## SUPPLIED MATERIAL
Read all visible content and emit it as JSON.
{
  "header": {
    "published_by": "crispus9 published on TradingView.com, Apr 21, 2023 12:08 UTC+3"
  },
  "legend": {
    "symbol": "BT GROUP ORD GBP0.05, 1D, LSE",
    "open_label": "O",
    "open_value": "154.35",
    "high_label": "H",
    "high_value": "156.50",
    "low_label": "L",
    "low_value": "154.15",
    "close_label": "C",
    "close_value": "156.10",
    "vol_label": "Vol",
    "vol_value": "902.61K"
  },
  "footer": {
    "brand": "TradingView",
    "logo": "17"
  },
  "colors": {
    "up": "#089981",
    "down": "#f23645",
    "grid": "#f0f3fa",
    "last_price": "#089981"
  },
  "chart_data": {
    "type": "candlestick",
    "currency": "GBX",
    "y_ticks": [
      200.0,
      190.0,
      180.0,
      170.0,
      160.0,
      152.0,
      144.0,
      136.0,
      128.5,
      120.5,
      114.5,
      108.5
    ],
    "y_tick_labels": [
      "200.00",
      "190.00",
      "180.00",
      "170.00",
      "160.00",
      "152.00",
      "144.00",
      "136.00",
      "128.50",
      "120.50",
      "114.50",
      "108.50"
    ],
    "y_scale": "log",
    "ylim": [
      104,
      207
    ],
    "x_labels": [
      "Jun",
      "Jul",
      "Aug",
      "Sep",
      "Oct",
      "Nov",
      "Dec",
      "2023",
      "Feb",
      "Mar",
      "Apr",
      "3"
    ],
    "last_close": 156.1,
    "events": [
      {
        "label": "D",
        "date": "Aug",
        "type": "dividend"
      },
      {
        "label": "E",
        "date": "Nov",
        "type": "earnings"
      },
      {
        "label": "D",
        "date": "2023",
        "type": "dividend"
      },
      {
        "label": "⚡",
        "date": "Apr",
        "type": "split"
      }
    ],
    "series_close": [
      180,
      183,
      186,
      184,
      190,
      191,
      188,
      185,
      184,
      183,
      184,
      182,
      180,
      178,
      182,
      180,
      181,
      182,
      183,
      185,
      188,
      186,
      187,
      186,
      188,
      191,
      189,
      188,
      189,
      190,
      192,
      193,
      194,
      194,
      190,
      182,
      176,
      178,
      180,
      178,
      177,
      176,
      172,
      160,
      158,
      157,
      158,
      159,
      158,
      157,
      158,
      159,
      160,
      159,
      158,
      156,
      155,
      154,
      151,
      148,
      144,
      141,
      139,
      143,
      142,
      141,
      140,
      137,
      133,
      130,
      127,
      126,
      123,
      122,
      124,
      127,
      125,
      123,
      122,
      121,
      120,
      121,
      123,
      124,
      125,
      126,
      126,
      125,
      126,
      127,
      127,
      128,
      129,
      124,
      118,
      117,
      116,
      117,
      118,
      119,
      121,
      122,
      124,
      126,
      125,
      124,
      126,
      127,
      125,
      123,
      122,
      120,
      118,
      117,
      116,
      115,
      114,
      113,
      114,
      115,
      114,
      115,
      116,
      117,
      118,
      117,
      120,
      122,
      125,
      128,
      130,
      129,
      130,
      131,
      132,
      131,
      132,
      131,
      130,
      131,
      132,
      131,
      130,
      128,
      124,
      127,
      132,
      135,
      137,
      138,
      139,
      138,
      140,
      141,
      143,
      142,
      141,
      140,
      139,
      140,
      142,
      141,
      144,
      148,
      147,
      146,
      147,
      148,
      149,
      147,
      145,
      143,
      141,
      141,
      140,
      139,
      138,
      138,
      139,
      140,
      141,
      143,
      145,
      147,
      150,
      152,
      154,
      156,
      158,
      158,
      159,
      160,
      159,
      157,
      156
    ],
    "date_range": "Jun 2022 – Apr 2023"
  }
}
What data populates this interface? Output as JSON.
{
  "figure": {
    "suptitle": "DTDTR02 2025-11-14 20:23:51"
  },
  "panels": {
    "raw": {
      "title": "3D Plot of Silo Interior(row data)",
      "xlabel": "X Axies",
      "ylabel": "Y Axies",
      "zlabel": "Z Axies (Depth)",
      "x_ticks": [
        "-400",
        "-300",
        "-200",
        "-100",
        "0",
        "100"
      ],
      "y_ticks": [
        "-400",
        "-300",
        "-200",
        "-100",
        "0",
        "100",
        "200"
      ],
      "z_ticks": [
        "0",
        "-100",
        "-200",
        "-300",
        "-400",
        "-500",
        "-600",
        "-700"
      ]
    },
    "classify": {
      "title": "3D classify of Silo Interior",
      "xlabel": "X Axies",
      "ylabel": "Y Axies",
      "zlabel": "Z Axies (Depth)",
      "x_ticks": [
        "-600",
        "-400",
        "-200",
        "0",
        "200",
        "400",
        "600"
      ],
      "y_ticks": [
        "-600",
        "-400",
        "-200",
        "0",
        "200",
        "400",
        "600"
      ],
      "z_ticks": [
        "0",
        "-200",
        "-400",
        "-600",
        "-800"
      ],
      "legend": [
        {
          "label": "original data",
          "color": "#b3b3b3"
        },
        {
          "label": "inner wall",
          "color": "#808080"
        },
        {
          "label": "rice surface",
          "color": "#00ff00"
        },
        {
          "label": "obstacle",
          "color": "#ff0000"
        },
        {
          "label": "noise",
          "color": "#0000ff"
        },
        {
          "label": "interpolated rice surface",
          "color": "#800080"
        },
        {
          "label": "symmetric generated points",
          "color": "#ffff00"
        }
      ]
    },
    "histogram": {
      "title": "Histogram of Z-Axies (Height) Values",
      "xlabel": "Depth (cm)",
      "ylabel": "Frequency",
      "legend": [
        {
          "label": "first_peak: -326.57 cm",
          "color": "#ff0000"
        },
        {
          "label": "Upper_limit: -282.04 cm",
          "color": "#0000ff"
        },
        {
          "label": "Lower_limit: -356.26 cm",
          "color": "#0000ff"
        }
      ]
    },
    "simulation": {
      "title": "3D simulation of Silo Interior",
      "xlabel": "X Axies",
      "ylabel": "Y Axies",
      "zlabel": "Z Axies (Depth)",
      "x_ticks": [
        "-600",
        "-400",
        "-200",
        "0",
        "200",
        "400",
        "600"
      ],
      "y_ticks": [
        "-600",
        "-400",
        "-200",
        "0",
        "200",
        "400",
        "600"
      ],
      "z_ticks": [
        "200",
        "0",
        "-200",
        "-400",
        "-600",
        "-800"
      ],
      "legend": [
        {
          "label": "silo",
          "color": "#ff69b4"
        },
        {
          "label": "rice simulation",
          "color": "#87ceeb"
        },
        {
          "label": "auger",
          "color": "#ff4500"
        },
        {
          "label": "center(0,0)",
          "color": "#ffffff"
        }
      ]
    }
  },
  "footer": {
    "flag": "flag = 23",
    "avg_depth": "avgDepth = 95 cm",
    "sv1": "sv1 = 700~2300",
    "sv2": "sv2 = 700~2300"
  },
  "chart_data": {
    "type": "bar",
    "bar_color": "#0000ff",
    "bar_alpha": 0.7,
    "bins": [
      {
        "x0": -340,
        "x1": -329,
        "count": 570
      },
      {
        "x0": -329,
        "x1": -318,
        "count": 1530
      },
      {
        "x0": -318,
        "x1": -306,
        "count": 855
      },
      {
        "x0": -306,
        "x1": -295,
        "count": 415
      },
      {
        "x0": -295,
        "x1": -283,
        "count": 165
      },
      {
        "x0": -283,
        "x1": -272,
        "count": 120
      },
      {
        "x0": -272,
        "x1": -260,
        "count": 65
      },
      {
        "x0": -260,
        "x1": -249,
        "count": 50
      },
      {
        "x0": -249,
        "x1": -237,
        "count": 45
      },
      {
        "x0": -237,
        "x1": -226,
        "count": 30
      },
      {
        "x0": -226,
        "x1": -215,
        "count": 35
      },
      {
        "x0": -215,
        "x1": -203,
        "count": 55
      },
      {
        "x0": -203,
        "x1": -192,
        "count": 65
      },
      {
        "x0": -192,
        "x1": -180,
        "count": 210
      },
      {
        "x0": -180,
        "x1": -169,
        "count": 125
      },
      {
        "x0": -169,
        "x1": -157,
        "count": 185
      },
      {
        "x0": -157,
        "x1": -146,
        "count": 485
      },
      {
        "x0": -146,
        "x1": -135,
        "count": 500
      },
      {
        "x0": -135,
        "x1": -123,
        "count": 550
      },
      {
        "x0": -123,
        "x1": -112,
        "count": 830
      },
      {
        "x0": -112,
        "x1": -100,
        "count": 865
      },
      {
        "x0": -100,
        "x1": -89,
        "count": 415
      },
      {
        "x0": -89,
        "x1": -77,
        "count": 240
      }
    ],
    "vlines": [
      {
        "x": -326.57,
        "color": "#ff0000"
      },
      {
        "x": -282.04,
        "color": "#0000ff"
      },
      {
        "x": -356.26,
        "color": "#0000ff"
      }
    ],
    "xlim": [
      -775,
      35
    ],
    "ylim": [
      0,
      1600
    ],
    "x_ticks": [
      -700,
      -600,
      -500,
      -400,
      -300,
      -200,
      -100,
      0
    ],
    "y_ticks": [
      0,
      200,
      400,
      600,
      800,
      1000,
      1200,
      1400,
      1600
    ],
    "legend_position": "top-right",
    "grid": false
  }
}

## GIVEN REQUEST
Pick out the lines that contain "TradingView" and copy them.

## SOLUTION FOR THIS EXERCISE
    "published_by": "crispus9 published on TradingView.com, Apr 21, 2023 12:08 UTC+3"
    "brand": "TradingView",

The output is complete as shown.